In the entries below, find every line with "quiz" and copy it.
*** Listing
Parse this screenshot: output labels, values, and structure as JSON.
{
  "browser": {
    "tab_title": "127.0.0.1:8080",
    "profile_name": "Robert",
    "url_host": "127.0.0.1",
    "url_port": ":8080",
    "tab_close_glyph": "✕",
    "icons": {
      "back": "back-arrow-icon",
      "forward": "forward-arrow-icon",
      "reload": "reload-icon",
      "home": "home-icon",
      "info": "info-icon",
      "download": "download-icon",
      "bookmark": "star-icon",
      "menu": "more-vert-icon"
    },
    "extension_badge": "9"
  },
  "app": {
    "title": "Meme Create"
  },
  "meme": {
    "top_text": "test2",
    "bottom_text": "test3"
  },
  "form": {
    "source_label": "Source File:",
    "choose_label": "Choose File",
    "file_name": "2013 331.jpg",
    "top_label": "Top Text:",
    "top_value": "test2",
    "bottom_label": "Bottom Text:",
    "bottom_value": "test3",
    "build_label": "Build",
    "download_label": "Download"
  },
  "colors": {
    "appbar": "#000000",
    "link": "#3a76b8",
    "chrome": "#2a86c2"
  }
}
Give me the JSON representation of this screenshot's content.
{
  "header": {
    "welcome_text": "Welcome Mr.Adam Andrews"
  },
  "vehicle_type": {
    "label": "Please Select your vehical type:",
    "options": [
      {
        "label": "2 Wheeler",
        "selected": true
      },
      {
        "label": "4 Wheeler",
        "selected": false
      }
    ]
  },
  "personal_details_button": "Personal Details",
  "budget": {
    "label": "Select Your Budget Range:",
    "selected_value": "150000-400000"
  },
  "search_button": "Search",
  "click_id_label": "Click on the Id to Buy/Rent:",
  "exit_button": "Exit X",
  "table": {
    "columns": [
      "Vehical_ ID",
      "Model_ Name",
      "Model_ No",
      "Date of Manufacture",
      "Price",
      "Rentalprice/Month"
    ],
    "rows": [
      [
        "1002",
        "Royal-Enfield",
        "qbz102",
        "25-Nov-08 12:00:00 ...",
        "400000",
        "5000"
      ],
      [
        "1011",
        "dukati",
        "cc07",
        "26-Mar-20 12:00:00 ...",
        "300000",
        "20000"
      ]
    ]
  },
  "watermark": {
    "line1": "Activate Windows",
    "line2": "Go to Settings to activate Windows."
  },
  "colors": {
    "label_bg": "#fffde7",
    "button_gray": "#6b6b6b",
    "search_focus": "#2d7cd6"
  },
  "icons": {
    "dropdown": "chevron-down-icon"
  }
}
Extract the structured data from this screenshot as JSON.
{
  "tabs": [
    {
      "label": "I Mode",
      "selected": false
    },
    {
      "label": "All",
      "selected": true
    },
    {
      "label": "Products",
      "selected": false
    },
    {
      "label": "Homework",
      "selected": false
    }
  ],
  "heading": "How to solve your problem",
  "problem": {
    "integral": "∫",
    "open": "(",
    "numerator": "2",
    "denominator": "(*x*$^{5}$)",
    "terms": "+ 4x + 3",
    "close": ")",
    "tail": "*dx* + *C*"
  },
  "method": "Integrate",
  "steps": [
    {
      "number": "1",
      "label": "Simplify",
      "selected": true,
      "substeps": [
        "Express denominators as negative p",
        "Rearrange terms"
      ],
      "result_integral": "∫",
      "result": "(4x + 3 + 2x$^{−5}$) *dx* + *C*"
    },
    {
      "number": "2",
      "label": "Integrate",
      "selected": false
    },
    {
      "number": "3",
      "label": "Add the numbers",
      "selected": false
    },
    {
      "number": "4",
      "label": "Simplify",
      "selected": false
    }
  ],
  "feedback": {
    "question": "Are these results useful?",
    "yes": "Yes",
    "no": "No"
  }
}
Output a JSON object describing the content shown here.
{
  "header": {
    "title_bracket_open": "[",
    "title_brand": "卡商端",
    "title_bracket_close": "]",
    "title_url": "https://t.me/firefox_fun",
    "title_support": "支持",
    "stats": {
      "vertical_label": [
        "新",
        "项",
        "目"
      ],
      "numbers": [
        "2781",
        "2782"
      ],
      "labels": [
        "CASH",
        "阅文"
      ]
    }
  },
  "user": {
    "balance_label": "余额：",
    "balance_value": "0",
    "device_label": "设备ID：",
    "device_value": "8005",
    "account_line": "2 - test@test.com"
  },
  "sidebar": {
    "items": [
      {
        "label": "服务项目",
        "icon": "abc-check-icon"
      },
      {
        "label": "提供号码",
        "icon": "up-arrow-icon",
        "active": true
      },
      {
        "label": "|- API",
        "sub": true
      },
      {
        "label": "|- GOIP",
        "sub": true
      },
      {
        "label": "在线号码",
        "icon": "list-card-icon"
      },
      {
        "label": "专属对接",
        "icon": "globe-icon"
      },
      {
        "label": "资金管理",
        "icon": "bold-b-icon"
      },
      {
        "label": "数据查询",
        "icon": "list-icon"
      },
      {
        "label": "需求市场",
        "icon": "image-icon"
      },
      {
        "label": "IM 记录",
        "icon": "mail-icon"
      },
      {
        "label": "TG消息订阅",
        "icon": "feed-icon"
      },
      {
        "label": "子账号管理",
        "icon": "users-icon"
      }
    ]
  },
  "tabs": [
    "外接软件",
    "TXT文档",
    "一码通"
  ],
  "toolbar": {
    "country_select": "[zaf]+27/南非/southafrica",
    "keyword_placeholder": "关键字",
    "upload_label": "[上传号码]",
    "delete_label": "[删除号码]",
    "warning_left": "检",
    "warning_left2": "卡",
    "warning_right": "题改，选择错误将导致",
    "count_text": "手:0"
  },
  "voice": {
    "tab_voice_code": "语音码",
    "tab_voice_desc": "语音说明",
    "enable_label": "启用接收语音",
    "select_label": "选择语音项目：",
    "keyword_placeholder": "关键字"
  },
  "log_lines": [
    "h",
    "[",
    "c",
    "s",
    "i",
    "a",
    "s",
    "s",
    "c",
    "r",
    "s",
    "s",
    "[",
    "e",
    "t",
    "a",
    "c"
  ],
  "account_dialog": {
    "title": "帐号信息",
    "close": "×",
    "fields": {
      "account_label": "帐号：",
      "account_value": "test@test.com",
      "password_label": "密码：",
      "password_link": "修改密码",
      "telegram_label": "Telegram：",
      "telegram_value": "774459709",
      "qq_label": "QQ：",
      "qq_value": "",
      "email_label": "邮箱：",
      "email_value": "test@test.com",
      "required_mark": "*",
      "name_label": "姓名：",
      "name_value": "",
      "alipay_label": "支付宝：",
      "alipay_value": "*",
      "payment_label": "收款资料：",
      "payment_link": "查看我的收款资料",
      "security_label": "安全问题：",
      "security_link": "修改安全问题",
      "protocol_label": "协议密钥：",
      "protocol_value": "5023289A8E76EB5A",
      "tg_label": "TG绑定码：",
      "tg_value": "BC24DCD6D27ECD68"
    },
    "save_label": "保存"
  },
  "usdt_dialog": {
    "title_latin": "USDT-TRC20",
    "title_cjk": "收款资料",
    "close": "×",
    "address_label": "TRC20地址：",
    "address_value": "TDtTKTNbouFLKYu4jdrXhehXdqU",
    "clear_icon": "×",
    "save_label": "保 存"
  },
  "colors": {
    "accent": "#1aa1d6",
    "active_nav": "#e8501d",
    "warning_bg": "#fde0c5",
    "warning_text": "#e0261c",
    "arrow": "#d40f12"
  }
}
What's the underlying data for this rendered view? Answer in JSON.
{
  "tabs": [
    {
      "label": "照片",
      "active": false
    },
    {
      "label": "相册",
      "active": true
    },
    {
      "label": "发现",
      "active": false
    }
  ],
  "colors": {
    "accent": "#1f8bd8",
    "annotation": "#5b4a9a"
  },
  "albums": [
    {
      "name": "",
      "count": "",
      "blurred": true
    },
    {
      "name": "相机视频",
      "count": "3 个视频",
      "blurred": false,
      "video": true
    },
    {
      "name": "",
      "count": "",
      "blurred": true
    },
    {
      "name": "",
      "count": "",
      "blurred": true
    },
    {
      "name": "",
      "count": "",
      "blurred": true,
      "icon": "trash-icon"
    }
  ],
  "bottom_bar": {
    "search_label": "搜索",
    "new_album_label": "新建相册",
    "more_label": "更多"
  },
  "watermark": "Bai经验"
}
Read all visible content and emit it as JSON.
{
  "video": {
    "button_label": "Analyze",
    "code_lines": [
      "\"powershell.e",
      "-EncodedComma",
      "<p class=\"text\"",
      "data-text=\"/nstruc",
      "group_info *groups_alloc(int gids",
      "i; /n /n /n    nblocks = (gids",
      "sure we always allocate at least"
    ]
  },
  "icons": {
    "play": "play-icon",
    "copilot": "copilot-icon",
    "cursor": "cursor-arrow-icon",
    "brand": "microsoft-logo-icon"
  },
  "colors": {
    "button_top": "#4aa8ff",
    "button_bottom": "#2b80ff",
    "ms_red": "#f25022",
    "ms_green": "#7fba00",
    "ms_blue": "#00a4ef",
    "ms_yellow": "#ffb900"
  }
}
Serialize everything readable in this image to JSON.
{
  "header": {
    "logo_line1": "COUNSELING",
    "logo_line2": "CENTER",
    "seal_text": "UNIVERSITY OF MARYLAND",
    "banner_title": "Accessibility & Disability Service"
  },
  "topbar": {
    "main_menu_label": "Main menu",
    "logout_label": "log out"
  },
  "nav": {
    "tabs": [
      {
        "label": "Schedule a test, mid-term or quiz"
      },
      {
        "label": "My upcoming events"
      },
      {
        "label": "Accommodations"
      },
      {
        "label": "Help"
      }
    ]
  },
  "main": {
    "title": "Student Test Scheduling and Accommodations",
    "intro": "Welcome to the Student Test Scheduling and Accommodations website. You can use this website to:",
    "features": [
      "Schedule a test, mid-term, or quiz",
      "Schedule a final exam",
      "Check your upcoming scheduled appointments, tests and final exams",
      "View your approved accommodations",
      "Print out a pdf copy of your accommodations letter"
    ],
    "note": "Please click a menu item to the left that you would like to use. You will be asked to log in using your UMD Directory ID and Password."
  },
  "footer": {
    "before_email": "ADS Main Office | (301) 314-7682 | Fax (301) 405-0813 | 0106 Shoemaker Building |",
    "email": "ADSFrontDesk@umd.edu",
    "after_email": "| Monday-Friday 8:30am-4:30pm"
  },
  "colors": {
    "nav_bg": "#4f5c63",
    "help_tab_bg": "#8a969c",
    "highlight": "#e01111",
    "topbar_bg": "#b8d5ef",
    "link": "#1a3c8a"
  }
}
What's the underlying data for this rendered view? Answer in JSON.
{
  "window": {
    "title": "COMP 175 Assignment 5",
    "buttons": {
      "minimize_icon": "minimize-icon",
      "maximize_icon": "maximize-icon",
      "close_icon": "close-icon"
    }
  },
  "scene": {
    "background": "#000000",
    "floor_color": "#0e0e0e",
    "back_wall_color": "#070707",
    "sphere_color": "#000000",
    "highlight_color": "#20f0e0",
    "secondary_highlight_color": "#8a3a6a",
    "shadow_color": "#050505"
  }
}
******
#### Response to the exercise
        "label": "Schedule a test, mid-term or quiz"
      "Schedule a test, mid-term, or quiz",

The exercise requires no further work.